» **Directive A**
Answer these questions about the file management claims below, giving one answer per line marked like the question:
(i) Under claim 20, with what does the registration means write the encrypted password to the memory unit?
(ii) Under claim 23, where does the registration means write the encrypted password instead of the memory unit?
(iii) Under claim 24, what does the encryption means decrypt with the key information to generate a file key?
» **Directive B**
Write a continuation of the patent claims on the file management apparatus, beginning after claim 24.

» **Selected extract**
━━━━━━━━━━
19. The file management apparatus of claim 18 further comprising a
memory unit, wherein the registration means receives an input of
the password, encrypts the received password using the key
information to generate the encrypted password, and writes the
generated encrypted password to the memory unit, the encryption
means decrypts the encrypted password using the key information to
generate the password, encrypts the plaintext using the file key to
generate the ciphertext, encrypts the file key using the password
to generate the first encrypted file key, encrypts the file key
using the key information to generate the second encrypted file
key, and writes the ciphertext in association with the first
encrypted file key and the second encrypted file key, to the memory
unit, the switch means (a) includes first key obtaining means for
receiving an input of the password and decrypting the first
encrypted fie key using the received password, and second key
obtaining means for decrypting the second encrypted file key using
the key information, and (b) obtains the file key by one of the
first key obtaining means and the second key obtaining means, and
the decryption means decrypts the ciphertext using the obtained
file key to generate a decrypted text.
20. The file management apparatus of claim 19, wherein the
registration means further receives an input of a user identifier
that identifies a user, and writes the encrypted password in
association with the user identifier, to the memory unit, and the
encryption means further receives an input of the user identifier
and decrypts the encrypted password that is associated with the
user identifier.
21. The file management apparatus of claim 19, wherein the
encryption means receives an input of an indication, the indication
showing whether the first encrypted file key is to be generated or
not, and (a) generates, when the indication shows that the first
encrypted file key is to be generated, the first encrypted file
key, and (b) suppresses, when the indication shows that the first
encrypted file key is not to be generated, both generating and
writing of the first encrypted file key.
22. The file management apparatus of claim 19, wherein the
registration means further writes authentication information in
association with the encrypted password, to the memory unit, the
encryption means further checks, using the authentication
information, whether the encrypted key has been altered or not,
when the encrypted key is decrypted, and the encryption means
further writes the authentication information in association with
each of the first encrypted file key, the second encrypted file
key, and the ciphertext, to the memory unit, the first key
obtaining means and the second key obtaining means each check,
using the authentication information associated with the first
encrypted file key and the second encrypted file key, whether the
first encrypted file key and the second encrypted file key have
been altered or not, when the first encrypted file key and the
second encrypted file key are decrypted, and the decryption means
checks, using the authentication information that is associated
with the ciphertext, whether the ciphertext has been altered or
not, when the ciphertext is decrypted.
23. The file management apparatus of claim 19, wherein the
registration means writes the encrypted password to the key storage
medium, instead of to the memory unit, and the encryption means
decrypts the encrypted password that has been written to the key
storage medium.
24. The file management apparatus of claim 19, wherein the
registration means further receives an input of a new password,
encrypts the new password using the key information to generate a
new encrypted password, and writes the generated new encrypted
password over the encrypted password in the memory unit, and the
encryption means decrypts the second encrypted file key using the
key information to generate a file key, encrypts the file key using
the new password to generate a new first encrypted file key, and
writes the new first encrypted file key over the first encrypted
file key in the memory unit.
━━━━━━━━━━
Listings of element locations
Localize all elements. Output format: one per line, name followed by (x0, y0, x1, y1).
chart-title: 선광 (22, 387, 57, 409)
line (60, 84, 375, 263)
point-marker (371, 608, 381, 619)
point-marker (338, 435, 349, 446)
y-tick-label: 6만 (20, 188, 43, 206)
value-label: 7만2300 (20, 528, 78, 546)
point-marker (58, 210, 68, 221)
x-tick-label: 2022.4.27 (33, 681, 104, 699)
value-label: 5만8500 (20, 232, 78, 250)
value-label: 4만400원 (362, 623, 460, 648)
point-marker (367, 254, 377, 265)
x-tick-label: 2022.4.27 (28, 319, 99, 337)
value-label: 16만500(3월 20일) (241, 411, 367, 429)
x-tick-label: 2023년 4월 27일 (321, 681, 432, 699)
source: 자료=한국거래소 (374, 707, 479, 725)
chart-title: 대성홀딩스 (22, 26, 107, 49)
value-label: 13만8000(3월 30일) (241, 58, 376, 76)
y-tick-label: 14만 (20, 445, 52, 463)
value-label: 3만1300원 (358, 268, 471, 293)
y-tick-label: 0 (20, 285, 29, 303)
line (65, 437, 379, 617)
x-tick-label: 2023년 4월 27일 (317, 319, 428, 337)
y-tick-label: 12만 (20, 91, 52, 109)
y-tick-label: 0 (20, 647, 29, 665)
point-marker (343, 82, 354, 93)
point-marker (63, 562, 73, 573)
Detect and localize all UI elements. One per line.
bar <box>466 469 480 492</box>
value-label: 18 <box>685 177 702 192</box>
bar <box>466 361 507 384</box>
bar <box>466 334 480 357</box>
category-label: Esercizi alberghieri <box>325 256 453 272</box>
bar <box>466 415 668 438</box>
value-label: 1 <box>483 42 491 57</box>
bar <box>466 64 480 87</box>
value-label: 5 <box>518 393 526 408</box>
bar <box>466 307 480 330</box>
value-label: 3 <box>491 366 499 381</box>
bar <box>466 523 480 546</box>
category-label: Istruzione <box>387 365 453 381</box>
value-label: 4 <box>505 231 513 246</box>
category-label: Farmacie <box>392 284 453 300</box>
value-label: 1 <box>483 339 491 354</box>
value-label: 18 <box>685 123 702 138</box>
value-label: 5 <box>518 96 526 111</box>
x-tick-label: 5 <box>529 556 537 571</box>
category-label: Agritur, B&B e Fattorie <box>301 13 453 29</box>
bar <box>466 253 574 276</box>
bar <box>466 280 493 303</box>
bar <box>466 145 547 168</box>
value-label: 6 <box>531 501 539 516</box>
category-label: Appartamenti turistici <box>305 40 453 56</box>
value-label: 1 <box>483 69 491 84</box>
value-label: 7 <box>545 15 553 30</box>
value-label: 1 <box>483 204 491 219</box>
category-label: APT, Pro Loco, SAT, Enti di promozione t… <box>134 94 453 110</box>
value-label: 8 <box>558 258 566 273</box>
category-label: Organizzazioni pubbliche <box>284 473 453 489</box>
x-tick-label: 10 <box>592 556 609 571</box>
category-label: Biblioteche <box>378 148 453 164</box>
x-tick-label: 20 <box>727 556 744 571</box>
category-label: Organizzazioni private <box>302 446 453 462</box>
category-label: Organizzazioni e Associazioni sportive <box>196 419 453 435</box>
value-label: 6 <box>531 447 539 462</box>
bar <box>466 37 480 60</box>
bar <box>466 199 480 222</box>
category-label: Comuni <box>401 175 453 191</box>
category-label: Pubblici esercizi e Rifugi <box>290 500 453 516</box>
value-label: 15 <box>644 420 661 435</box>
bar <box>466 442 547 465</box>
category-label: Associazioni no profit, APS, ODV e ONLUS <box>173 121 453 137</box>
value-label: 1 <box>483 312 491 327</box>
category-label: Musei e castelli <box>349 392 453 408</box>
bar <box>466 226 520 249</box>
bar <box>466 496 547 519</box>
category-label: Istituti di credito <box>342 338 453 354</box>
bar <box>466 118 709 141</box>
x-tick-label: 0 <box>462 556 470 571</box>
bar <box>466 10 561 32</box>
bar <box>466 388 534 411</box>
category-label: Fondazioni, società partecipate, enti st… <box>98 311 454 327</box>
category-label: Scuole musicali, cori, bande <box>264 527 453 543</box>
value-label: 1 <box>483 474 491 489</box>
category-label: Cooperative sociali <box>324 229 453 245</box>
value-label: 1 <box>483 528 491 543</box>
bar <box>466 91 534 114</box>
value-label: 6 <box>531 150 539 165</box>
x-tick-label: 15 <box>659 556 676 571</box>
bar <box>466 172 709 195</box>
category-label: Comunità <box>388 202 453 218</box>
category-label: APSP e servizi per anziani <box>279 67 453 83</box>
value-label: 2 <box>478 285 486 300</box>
━━━━━━━━━━
» **Written reply A**
(i) With the user identifier.
(ii) To the key storage medium.
(iii) The second encrypted file key.

» **Written reply B**
25. The file management apparatus of claim 24, wherein the
registration means further receives an input of a user identifier
that identifies a user, the encryption means further writes the
user identifier in association with the ciphertext, the first
encrypted file key, and the second encrypted file key, to the
memory unit, and the encryption means retrieves the second
encrypted file key that is associated with the user identifier, and
decrypts the retrieved second encrypted file key.
26. The file management apparatus of claim 24, wherein the
encryption means further writes encryption information in
association with the ciphertext, the first encrypted file key, and
the second encrypted file key, to the memory unit, the encryption
information indicating that the plaintext has been encrypted, and
the encryption means retrieves the second encrypted file key that
is associated with the encryption information, and decrypts the
retrieved second encrypted file key.
27. The file management apparatus of claim 24, wherein the
registration means further receives an input of a user identifier
that identifies a user, the encryption means further writes the
user identifier in association with a file identifier that
identifies the ciphertext, the first encrypted file key, and the
second encrypted file key, as a unified file, to the memory unit,
and the encryption means extracts the file identifier that is
associated with the user identifier from the unified file,
specifies the second encrypted file key identified by the extracted
file identifier, and decrypts the specified second encrypted file
key.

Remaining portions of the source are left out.